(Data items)
○ ○ ○ ○

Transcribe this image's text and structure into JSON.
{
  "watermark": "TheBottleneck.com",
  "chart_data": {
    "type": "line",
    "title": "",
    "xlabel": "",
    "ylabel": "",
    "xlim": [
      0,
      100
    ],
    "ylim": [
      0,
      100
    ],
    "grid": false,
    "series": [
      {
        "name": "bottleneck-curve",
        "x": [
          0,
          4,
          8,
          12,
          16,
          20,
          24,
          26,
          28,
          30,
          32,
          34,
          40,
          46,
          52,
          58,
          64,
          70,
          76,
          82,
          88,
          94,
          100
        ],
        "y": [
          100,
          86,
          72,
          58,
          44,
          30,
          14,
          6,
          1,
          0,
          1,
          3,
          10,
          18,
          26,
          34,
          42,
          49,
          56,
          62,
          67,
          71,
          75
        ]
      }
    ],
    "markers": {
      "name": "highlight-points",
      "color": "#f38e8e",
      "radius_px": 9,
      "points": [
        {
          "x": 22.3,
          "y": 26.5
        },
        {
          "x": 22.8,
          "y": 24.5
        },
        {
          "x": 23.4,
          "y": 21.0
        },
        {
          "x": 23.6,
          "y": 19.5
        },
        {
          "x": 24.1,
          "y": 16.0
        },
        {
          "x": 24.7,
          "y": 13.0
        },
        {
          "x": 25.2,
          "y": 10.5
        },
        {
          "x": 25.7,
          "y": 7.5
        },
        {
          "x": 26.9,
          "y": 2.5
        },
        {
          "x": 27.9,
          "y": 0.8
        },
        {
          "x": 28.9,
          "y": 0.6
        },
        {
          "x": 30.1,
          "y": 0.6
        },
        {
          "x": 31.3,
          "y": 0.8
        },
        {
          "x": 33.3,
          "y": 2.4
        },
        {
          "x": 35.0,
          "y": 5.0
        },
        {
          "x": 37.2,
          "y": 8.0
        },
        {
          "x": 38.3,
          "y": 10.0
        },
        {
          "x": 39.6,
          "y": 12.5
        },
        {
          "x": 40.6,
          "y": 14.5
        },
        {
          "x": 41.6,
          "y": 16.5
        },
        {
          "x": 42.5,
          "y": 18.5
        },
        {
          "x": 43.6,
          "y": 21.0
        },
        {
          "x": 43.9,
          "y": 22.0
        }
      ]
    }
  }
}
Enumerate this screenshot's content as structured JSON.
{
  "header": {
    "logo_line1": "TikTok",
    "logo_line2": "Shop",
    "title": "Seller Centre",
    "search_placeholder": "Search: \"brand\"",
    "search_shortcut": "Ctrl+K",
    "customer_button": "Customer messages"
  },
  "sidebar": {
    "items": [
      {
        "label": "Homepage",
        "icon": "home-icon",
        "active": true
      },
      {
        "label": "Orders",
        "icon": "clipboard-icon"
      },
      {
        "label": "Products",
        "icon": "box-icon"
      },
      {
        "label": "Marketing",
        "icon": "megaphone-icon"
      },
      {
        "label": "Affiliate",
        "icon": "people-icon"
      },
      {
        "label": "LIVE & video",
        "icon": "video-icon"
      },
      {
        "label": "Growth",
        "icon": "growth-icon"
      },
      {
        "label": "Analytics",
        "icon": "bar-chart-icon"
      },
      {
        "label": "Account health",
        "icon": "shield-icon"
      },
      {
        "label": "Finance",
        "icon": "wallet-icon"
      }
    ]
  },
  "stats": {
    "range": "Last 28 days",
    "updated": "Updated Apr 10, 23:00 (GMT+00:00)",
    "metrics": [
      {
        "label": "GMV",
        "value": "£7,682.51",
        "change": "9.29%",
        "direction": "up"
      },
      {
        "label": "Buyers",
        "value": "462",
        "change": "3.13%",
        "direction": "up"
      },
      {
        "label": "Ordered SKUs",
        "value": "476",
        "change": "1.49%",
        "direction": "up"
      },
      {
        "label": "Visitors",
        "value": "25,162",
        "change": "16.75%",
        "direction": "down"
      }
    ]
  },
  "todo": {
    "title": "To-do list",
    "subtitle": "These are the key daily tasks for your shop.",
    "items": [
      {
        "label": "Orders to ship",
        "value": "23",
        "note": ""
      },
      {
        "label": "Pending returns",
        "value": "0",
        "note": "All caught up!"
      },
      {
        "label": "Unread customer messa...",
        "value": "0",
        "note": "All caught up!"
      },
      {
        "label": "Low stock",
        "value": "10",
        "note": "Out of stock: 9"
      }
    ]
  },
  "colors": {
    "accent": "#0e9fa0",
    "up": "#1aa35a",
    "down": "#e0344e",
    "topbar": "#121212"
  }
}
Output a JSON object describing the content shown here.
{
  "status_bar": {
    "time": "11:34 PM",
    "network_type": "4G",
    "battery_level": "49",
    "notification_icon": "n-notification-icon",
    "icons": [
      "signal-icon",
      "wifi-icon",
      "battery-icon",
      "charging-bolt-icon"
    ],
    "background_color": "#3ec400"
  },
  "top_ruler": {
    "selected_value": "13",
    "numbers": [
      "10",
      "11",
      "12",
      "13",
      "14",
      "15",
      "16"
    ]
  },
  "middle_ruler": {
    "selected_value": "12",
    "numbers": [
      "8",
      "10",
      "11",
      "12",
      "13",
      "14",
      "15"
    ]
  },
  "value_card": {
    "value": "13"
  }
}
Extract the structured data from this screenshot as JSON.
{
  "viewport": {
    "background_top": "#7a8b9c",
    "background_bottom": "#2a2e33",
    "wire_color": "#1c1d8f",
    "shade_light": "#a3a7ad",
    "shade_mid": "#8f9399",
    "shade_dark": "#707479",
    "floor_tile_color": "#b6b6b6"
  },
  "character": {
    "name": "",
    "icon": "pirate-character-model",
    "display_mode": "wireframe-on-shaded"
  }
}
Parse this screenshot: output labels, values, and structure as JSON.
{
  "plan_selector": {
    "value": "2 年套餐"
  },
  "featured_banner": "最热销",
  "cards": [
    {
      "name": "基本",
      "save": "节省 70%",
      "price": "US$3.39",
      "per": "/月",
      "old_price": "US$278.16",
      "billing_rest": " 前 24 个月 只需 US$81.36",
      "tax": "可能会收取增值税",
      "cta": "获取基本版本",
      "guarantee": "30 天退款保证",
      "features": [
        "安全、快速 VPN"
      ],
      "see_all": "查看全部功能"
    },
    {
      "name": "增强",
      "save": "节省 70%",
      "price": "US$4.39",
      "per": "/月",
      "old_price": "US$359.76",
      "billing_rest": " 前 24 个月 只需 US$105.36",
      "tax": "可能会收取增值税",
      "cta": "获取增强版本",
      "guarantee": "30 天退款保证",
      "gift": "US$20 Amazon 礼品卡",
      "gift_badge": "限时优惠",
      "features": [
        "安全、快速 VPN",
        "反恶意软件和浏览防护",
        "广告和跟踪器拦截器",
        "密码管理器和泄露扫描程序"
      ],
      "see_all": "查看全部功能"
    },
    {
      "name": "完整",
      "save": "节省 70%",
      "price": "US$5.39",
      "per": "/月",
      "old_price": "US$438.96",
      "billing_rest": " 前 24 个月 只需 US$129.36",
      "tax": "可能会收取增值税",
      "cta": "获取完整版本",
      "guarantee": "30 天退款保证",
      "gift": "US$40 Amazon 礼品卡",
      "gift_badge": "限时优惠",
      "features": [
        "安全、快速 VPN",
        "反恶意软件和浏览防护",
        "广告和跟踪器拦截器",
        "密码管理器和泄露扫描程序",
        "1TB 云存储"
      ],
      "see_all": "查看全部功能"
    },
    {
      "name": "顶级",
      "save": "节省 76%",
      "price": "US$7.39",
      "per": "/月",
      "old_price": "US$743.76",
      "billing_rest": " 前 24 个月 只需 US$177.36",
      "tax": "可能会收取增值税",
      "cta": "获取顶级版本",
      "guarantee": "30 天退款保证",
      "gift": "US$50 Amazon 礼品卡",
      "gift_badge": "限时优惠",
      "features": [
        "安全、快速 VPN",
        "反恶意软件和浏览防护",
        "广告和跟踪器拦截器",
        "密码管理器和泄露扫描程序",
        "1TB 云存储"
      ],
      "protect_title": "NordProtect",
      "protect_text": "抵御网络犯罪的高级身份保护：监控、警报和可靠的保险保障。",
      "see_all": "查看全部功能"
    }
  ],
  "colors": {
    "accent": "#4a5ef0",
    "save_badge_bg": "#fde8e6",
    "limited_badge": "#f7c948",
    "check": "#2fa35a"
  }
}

○ ○ ○ ○

### PROBLEM
Gather every line from the listing above in which the word "character" appears.

### WRITTEN ANSWER
  "character": {
    "icon": "pirate-character-model",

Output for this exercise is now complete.